Wherever the string "type" occurs in a line of these records, report that line.

• ENTRIES PROVIDED:

┌────────

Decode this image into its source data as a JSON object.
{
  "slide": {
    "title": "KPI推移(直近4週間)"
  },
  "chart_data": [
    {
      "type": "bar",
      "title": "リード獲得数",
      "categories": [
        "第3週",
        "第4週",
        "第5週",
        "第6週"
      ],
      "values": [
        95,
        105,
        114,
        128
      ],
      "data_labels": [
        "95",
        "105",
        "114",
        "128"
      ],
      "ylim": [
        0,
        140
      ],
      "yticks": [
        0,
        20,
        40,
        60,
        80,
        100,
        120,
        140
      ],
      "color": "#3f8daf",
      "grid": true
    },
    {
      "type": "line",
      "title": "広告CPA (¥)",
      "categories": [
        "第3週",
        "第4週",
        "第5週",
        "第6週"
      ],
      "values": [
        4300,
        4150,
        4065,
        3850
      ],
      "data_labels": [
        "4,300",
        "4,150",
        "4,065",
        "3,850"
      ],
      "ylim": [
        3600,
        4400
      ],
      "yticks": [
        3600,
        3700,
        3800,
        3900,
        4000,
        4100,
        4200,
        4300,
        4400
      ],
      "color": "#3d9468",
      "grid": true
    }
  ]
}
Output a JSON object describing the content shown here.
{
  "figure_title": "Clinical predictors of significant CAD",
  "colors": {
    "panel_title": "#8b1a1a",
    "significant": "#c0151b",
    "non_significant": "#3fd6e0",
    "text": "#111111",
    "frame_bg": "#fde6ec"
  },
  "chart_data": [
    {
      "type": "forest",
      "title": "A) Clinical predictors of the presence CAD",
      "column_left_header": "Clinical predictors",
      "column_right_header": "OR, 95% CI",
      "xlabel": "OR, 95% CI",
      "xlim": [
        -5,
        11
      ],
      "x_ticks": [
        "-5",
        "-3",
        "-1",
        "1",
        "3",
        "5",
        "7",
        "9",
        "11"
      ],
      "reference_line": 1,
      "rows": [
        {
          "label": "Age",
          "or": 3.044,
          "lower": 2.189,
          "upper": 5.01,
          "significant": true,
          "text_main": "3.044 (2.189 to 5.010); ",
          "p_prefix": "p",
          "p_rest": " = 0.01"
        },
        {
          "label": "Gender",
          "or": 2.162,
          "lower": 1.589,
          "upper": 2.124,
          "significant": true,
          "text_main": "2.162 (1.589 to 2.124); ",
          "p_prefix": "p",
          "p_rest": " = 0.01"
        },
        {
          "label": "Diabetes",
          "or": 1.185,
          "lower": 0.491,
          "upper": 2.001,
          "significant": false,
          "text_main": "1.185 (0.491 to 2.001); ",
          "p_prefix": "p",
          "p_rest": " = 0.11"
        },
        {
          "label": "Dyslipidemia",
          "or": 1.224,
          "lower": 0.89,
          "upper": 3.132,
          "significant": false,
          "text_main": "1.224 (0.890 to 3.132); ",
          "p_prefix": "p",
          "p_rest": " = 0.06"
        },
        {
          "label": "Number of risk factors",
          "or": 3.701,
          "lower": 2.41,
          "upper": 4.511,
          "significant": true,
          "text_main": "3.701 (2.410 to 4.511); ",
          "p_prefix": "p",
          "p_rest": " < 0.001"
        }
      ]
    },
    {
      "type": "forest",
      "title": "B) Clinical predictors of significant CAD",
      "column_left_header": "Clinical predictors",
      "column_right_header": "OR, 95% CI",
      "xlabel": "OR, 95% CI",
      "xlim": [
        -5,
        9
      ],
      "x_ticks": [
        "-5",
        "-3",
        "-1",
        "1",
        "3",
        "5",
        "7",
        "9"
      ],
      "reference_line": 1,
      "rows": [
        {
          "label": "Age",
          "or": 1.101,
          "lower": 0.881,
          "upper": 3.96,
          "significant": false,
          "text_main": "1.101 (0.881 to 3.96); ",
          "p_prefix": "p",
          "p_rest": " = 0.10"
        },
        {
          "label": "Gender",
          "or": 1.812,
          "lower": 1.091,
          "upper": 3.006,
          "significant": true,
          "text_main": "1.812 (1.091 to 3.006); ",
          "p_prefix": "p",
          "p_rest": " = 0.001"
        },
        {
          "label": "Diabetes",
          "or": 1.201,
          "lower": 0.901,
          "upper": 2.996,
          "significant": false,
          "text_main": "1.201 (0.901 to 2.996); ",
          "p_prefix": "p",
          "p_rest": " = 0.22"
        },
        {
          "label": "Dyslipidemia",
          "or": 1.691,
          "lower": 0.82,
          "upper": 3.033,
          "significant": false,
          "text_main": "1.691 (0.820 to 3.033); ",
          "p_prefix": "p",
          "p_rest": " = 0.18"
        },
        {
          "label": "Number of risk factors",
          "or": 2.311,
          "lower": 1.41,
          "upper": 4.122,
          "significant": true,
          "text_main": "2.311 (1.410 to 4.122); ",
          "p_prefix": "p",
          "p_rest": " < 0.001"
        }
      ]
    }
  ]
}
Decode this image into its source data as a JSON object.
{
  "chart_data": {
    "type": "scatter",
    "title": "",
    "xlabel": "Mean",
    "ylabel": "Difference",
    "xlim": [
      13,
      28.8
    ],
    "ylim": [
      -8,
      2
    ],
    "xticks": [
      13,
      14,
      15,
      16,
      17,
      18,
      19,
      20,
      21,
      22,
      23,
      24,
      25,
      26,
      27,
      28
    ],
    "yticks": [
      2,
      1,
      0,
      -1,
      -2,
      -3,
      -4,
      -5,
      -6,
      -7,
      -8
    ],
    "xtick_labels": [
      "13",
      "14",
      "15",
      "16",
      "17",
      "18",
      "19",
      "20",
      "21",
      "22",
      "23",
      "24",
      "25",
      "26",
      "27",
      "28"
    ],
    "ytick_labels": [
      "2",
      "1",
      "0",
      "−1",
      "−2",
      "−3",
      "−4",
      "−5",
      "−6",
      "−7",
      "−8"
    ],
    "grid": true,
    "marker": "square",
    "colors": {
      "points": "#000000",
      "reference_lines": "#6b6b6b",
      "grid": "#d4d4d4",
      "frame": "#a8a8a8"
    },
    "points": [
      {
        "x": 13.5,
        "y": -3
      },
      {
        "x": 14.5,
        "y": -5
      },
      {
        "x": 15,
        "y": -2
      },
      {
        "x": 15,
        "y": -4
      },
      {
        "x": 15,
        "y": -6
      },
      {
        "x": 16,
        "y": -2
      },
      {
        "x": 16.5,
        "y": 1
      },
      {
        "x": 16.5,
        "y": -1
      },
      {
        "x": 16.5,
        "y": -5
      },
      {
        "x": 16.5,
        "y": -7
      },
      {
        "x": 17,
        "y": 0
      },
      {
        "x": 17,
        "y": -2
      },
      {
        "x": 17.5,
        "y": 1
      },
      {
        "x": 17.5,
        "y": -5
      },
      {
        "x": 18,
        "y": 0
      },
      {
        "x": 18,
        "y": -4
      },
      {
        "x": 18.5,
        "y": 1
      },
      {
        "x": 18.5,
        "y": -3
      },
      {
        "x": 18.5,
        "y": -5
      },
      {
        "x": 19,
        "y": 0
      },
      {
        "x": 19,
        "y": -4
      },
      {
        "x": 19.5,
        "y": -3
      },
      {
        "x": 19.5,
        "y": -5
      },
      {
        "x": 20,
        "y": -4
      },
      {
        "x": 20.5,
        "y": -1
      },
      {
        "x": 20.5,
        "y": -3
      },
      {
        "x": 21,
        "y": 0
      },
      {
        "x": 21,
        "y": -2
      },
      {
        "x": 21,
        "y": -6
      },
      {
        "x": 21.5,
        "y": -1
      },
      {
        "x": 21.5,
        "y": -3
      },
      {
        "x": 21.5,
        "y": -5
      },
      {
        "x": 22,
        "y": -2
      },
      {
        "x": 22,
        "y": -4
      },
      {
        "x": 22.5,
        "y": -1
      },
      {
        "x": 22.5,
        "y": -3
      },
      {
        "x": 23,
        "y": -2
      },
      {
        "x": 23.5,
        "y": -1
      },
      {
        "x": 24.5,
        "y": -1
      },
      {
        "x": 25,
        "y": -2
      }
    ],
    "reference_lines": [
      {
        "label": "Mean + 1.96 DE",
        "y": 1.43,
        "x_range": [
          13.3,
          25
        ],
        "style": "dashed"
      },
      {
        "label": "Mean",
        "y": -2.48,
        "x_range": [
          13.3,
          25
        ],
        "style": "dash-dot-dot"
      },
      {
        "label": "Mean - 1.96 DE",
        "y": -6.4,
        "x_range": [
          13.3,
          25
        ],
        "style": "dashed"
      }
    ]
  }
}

└────────

• WRITTEN SOLUTION:
      "type": "bar",
      "type": "line",
      "type": "forest",
      "type": "forest",
    "type": "scatter",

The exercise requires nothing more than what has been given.